*Records provided*
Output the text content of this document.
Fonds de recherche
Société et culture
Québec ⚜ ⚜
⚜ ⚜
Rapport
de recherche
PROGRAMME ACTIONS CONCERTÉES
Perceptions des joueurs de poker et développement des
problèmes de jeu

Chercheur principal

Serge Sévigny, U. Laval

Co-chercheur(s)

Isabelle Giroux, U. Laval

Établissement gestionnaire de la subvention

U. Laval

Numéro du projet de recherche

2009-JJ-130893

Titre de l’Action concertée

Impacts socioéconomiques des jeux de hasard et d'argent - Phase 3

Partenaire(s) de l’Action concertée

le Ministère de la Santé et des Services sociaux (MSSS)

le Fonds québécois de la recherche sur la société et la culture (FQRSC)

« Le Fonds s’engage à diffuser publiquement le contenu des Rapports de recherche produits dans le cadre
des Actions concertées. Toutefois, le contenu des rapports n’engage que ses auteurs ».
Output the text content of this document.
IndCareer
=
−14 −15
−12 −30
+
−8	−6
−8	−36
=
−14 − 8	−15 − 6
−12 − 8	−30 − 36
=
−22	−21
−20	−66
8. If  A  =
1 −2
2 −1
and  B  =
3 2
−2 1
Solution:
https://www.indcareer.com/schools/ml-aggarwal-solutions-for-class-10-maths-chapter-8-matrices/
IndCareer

*Written request*
Output each entry precisely as given.

*Solution to this exercise*
Output the text content of this document.
Fonds de recherche
Société et culture
Québec ⚜ ⚜
⚜ ⚜
Rapport
de recherche
PROGRAMME ACTIONS CONCERTÉES
Perceptions des joueurs de poker et développement des
problèmes de jeu

Chercheur principal

Serge Sévigny, U. Laval

Co-chercheur(s)

Isabelle Giroux, U. Laval

Établissement gestionnaire de la subvention

U. Laval

Numéro du projet de recherche

2009-JJ-130893

Titre de l’Action concertée

Impacts socioéconomiques des jeux de hasard et d'argent - Phase 3

Partenaire(s) de l’Action concertée

le Ministère de la Santé et des Services sociaux (MSSS)

le Fonds québécois de la recherche sur la société et la culture (FQRSC)

« Le Fonds s’engage à diffuser publiquement le contenu des Rapports de recherche produits dans le cadre
des Actions concertées. Toutefois, le contenu des rapports n’engage que ses auteurs ».
Output the text content of this document.
IndCareer
=
−14 −15
−12 −30
+
−8	−6
−8	−36
=
−14 − 8	−15 − 6
−12 − 8	−30 − 36
=
−22	−21
−20	−66
8. If  A  =
1 −2
2 −1
and  B  =
3 2
−2 1
Solution:
https://www.indcareer.com/schools/ml-aggarwal-solutions-for-class-10-maths-chapter-8-matrices/
IndCareer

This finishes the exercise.